Problem details: Reproduce all of the data word for word.

[Start Dataset entries]

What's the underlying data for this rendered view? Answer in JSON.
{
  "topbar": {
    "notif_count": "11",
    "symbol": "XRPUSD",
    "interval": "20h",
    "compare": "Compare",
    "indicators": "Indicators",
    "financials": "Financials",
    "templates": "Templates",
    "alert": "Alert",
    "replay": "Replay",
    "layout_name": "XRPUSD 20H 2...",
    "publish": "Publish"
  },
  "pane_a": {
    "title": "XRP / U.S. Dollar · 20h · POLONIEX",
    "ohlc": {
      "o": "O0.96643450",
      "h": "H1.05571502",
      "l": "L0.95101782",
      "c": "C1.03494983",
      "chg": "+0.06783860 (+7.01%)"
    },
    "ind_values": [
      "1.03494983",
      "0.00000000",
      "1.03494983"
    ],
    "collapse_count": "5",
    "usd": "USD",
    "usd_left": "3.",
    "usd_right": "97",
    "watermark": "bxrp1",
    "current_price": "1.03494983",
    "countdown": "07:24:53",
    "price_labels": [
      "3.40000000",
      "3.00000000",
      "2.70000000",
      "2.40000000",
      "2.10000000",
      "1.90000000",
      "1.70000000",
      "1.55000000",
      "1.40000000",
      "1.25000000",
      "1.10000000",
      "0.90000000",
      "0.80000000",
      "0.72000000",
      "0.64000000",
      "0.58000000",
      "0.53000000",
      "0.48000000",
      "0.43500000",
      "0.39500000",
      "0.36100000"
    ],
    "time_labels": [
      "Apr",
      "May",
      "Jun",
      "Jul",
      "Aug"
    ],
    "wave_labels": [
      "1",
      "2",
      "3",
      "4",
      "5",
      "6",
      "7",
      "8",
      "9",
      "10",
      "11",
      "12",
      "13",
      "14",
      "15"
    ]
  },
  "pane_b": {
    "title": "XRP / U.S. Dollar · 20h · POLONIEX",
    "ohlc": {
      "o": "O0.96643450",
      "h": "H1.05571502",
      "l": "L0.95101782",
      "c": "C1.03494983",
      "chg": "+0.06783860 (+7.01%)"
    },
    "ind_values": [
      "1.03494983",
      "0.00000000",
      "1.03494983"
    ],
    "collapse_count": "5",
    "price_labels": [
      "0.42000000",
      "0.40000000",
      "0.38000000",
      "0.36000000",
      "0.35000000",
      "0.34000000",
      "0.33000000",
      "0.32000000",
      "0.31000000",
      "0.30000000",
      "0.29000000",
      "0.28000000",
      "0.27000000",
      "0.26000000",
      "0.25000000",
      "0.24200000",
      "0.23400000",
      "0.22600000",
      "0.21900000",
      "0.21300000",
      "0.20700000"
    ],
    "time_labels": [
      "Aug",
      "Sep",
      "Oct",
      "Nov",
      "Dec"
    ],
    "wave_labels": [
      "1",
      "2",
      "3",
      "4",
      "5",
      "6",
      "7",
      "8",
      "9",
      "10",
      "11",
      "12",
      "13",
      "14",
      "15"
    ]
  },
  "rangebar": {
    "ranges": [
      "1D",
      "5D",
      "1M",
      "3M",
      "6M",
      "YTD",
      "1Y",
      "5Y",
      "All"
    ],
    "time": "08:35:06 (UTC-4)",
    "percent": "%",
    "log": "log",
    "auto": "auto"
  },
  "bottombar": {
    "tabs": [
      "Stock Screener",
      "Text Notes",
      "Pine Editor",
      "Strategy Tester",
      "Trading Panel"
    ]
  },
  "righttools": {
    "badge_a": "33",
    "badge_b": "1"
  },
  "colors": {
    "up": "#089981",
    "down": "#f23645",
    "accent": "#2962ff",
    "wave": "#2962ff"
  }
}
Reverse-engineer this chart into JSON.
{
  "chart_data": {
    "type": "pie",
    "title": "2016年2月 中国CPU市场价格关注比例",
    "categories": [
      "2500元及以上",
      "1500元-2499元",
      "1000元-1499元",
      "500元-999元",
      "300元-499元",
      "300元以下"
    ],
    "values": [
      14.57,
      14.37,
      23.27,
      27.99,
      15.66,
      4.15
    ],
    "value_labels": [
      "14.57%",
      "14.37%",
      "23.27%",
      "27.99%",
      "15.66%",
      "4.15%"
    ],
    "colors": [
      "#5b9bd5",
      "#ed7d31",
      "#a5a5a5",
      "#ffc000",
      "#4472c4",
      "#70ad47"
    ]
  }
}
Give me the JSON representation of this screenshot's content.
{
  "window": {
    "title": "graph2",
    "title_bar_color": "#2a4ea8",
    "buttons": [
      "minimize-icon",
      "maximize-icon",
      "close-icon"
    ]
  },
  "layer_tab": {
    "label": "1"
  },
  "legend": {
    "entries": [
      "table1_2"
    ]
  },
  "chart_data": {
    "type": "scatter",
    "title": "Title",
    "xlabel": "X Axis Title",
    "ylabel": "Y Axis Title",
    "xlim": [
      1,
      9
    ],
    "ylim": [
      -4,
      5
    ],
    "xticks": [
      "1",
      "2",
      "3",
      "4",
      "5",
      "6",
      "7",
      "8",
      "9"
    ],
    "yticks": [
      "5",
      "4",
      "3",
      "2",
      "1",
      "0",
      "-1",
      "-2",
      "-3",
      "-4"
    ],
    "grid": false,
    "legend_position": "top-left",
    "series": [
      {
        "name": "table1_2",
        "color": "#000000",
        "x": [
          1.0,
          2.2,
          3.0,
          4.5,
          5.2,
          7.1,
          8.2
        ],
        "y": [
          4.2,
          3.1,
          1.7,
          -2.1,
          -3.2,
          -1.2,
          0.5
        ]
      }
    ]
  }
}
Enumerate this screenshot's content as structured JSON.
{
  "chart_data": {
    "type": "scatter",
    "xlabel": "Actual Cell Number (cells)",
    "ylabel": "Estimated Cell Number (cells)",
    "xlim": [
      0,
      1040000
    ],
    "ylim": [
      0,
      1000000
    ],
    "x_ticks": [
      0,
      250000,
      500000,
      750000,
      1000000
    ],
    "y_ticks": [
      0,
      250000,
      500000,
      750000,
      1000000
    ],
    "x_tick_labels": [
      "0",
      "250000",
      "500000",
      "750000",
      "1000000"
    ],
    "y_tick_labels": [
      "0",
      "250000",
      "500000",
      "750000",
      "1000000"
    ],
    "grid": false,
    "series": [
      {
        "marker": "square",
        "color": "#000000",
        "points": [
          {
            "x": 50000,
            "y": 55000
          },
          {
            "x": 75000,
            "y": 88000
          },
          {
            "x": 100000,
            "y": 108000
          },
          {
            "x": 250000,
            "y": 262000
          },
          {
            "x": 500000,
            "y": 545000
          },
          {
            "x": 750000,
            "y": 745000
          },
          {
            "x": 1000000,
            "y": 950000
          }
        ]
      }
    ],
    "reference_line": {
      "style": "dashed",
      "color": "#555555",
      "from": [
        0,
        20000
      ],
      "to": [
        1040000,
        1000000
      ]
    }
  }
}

[End Dataset entries]

Complete response:
What's the underlying data for this rendered view? Answer in JSON.
{
  "topbar": {
    "notif_count": "11",
    "symbol": "XRPUSD",
    "interval": "20h",
    "compare": "Compare",
    "indicators": "Indicators",
    "financials": "Financials",
    "templates": "Templates",
    "alert": "Alert",
    "replay": "Replay",
    "layout_name": "XRPUSD 20H 2...",
    "publish": "Publish"
  },
  "pane_a": {
    "title": "XRP / U.S. Dollar · 20h · POLONIEX",
    "ohlc": {
      "o": "O0.96643450",
      "h": "H1.05571502",
      "l": "L0.95101782",
      "c": "C1.03494983",
      "chg": "+0.06783860 (+7.01%)"
    },
    "ind_values": [
      "1.03494983",
      "0.00000000",
      "1.03494983"
    ],
    "collapse_count": "5",
    "usd": "USD",
    "usd_left": "3.",
    "usd_right": "97",
    "watermark": "bxrp1",
    "current_price": "1.03494983",
    "countdown": "07:24:53",
    "price_labels": [
      "3.40000000",
      "3.00000000",
      "2.70000000",
      "2.40000000",
      "2.10000000",
      "1.90000000",
      "1.70000000",
      "1.55000000",
      "1.40000000",
      "1.25000000",
      "1.10000000",
      "0.90000000",
      "0.80000000",
      "0.72000000",
      "0.64000000",
      "0.58000000",
      "0.53000000",
      "0.48000000",
      "0.43500000",
      "0.39500000",
      "0.36100000"
    ],
    "time_labels": [
      "Apr",
      "May",
      "Jun",
      "Jul",
      "Aug"
    ],
    "wave_labels": [
      "1",
      "2",
      "3",
      "4",
      "5",
      "6",
      "7",
      "8",
      "9",
      "10",
      "11",
      "12",
      "13",
      "14",
      "15"
    ]
  },
  "pane_b": {
    "title": "XRP / U.S. Dollar · 20h · POLONIEX",
    "ohlc": {
      "o": "O0.96643450",
      "h": "H1.05571502",
      "l": "L0.95101782",
      "c": "C1.03494983",
      "chg": "+0.06783860 (+7.01%)"
    },
    "ind_values": [
      "1.03494983",
      "0.00000000",
      "1.03494983"
    ],
    "collapse_count": "5",
    "price_labels": [
      "0.42000000",
      "0.40000000",
      "0.38000000",
      "0.36000000",
      "0.35000000",
      "0.34000000",
      "0.33000000",
      "0.32000000",
      "0.31000000",
      "0.30000000",
      "0.29000000",
      "0.28000000",
      "0.27000000",
      "0.26000000",
      "0.25000000",
      "0.24200000",
      "0.23400000",
      "0.22600000",
      "0.21900000",
      "0.21300000",
      "0.20700000"
    ],
    "time_labels": [
      "Aug",
      "Sep",
      "Oct",
      "Nov",
      "Dec"
    ],
    "wave_labels": [
      "1",
      "2",
      "3",
      "4",
      "5",
      "6",
      "7",
      "8",
      "9",
      "10",
      "11",
      "12",
      "13",
      "14",
      "15"
    ]
  },
  "rangebar": {
    "ranges": [
      "1D",
      "5D",
      "1M",
      "3M",
      "6M",
      "YTD",
      "1Y",
      "5Y",
      "All"
    ],
    "time": "08:35:06 (UTC-4)",
    "percent": "%",
    "log": "log",
    "auto": "auto"
  },
  "bottombar": {
    "tabs": [
      "Stock Screener",
      "Text Notes",
      "Pine Editor",
      "Strategy Tester",
      "Trading Panel"
    ]
  },
  "righttools": {
    "badge_a": "33",
    "badge_b": "1"
  },
  "colors": {
    "up": "#089981",
    "down": "#f23645",
    "accent": "#2962ff",
    "wave": "#2962ff"
  }
}
Reverse-engineer this chart into JSON.
{
  "chart_data": {
    "type": "pie",
    "title": "2016年2月 中国CPU市场价格关注比例",
    "categories": [
      "2500元及以上",
      "1500元-2499元",
      "1000元-1499元",
      "500元-999元",
      "300元-499元",
      "300元以下"
    ],
    "values": [
      14.57,
      14.37,
      23.27,
      27.99,
      15.66,
      4.15
    ],
    "value_labels": [
      "14.57%",
      "14.37%",
      "23.27%",
      "27.99%",
      "15.66%",
      "4.15%"
    ],
    "colors": [
      "#5b9bd5",
      "#ed7d31",
      "#a5a5a5",
      "#ffc000",
      "#4472c4",
      "#70ad47"
    ]
  }
}
Give me the JSON representation of this screenshot's content.
{
  "window": {
    "title": "graph2",
    "title_bar_color": "#2a4ea8",
    "buttons": [
      "minimize-icon",
      "maximize-icon",
      "close-icon"
    ]
  },
  "layer_tab": {
    "label": "1"
  },
  "legend": {
    "entries": [
      "table1_2"
    ]
  },
  "chart_data": {
    "type": "scatter",
    "title": "Title",
    "xlabel": "X Axis Title",
    "ylabel": "Y Axis Title",
    "xlim": [
      1,
      9
    ],
    "ylim": [
      -4,
      5
    ],
    "xticks": [
      "1",
      "2",
      "3",
      "4",
      "5",
      "6",
      "7",
      "8",
      "9"
    ],
    "yticks": [
      "5",
      "4",
      "3",
      "2",
      "1",
      "0",
      "-1",
      "-2",
      "-3",
      "-4"
    ],
    "grid": false,
    "legend_position": "top-left",
    "series": [
      {
        "name": "table1_2",
        "color": "#000000",
        "x": [
          1.0,
          2.2,
          3.0,
          4.5,
          5.2,
          7.1,
          8.2
        ],
        "y": [
          4.2,
          3.1,
          1.7,
          -2.1,
          -3.2,
          -1.2,
          0.5
        ]
      }
    ]
  }
}
Enumerate this screenshot's content as structured JSON.
{
  "chart_data": {
    "type": "scatter",
    "xlabel": "Actual Cell Number (cells)",
    "ylabel": "Estimated Cell Number (cells)",
    "xlim": [
      0,
      1040000
    ],
    "ylim": [
      0,
      1000000
    ],
    "x_ticks": [
      0,
      250000,
      500000,
      750000,
      1000000
    ],
    "y_ticks": [
      0,
      250000,
      500000,
      750000,
      1000000
    ],
    "x_tick_labels": [
      "0",
      "250000",
      "500000",
      "750000",
      "1000000"
    ],
    "y_tick_labels": [
      "0",
      "250000",
      "500000",
      "750000",
      "1000000"
    ],
    "grid": false,
    "series": [
      {
        "marker": "square",
        "color": "#000000",
        "points": [
          {
            "x": 50000,
            "y": 55000
          },
          {
            "x": 75000,
            "y": 88000
          },
          {
            "x": 100000,
            "y": 108000
          },
          {
            "x": 250000,
            "y": 262000
          },
          {
            "x": 500000,
            "y": 545000
          },
          {
            "x": 750000,
            "y": 745000
          },
          {
            "x": 1000000,
            "y": 950000
          }
        ]
      }
    ],
    "reference_line": {
      "style": "dashed",
      "color": "#555555",
      "from": [
        0,
        20000
      ],
      "to": [
        1040000,
        1000000
      ]
    }
  }
}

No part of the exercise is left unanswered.